::: PASSAGE TO READ

Dorothy E. Roberts,
excerpted from
Welfare and the Problem of Black Citizenship ,
105 Yale Law Journal 1563 -1602, 1597-1602 (April, 1996)
(216 Footnotes Omitted) Book Reviews: Pitied But Not
Entitled: Single Mothers and the History of Welfare. by Linda Gordon. New
York: the Free Press, 1994. Pp. viii, 419. $22.95; The Color of Welfare:
How Racism Undermined the War on Poverty. By Jill Quadagno. New York:
Oxford University Press, 1994. Pp. viii, 240. $24.00.
The separatist approach has the distinct advantage of confronting the
problem that Black citizenship poses for the American welfare state. It is
based on a realization that white Americans are unlikely to relinquish
their racial privilege to create a welfare system that incorporates Blacks
as citizens. It affirms as well ordinary Black folks' ability to determine
their own destiny. But, like the universalist approach, a completely
separatist program evades racist institutions rather than dismantling
them. Are there nevertheless reasons to struggle for radical, systemic
change in America? Is it worthwhile to sustain a vision of a strong
welfare state that regards Black people as citizens? I argue in this part
that, despite racism's intransigence, these are necessary goals for both
moral and strategic reasons.
Those who rely on community development alone must think hard about its
real potential for achieving the drastic changes needed to improve the
material conditions of Black people. While Black economic self-sufficiency
is an understandable goal, the community's ravaged resources are unlikely
to provide an adequate means of raising the masses of Black people out of
poverty. The very evidence of Blacks' economic and political
marginalization upon which Bell relies to prove the permanence of racism
demonstrates the imperative of radical change. While we should recognize
and defend ordinary people's everyday resistance to racism, we must also
acknowledge that collective action for structural change is more effective
than solitary acts of harassment. Surely we do not expect that Blacks must
forever hustle to survive.
Thus, Black Americans face a dilemma of their own: America's deeply
ingrained racial injustice makes Black nationalism a necessity, yet this
injustice seems too profound to be fixed by isolationist self-help
measures. Harold Cruse's piercing analysis of the Negro's dilemma in the
1960s, Rebellion or Revolution?, sheds helpful light on this quandary.
After acknowledging compelling support for the view of white America as a
sinking ship, Cruse nevertheless wondered whether Blacks can safely jump
off:
The flaw for us in the sinking ship forecast is that we are more or
less doomed to sink with it. The American Negro, caught in a social
situation from which he cannot readily depart, retreat, or easily advance,
resembles Jean Paul Sartre's existential man who is "condemned to be
free."
Neither an integrationism that relies on white people's accommodation
of Blacks nor a separatism that ignores America's overall condition can
provide Black people with a path out of this predicament. Cruse concluded
that the American Negro had no choice but to "stand up and fight his
way out of the social trap in which Western civilization has ensnared
him." Despite the intractability of racism, Blacks resign from the
struggle to transform America at their peril.
The commitment to building independent Black institutions need not
entail extrication from the pursuit of radical economic and social change
in America. On the contrary, Black political, economic, and cultural self-
determination is a necessary condition for social change. First, Black
nationalist organizing is essential to acquiring the clout required for
effective agitation, political bargaining, and coalition building. Whites'
unwillingness to cede their racial privilege means that Blacks must
support their demands with increased political unity and economic
strength. This position of strength opens the possibility of Blacks'
effective alliances with other people of color and progressive whites --
alliances that, although difficult to forge, are necessary for systemic
change. Strengthening Black community institutions provides bases of power
needed to advance Black people's distinct interests. Racial solidarity
must be nourished by a vital cultural life shared in community
associations.

::::::
::: SOURCE DATA

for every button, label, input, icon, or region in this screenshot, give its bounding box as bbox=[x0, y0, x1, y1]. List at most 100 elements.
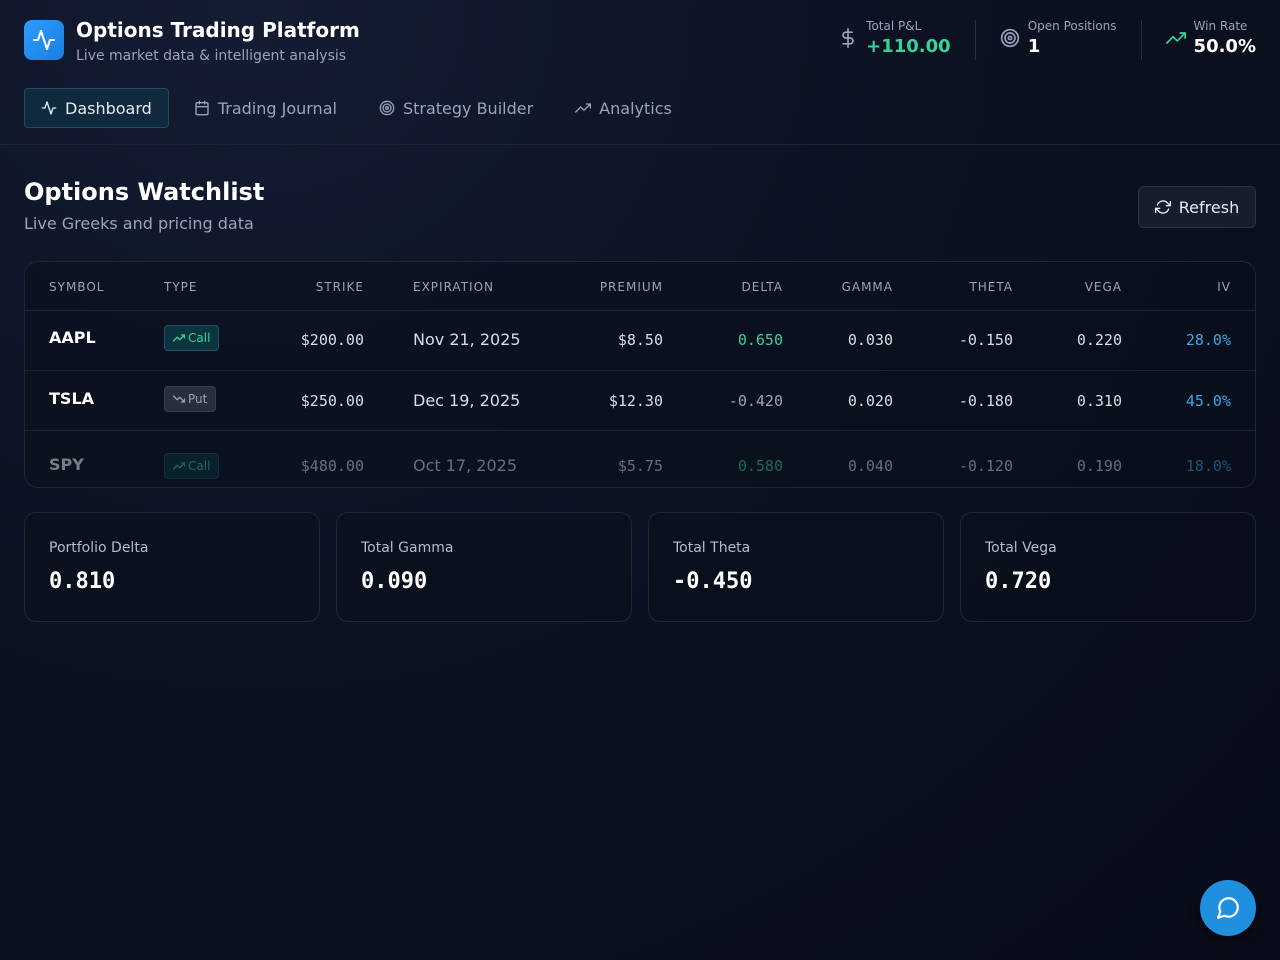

::::::

TASK OBJECTIVE >>
In the excerpt on welfare and Black citizenship, what did Harold Cruse conclude the American Negro had no choice but to do?

PROBLEM SOLUTION >>
He concluded that the American Negro had no choice but to "stand up and fight his way out of the social trap in which Western civilization has ensnared him."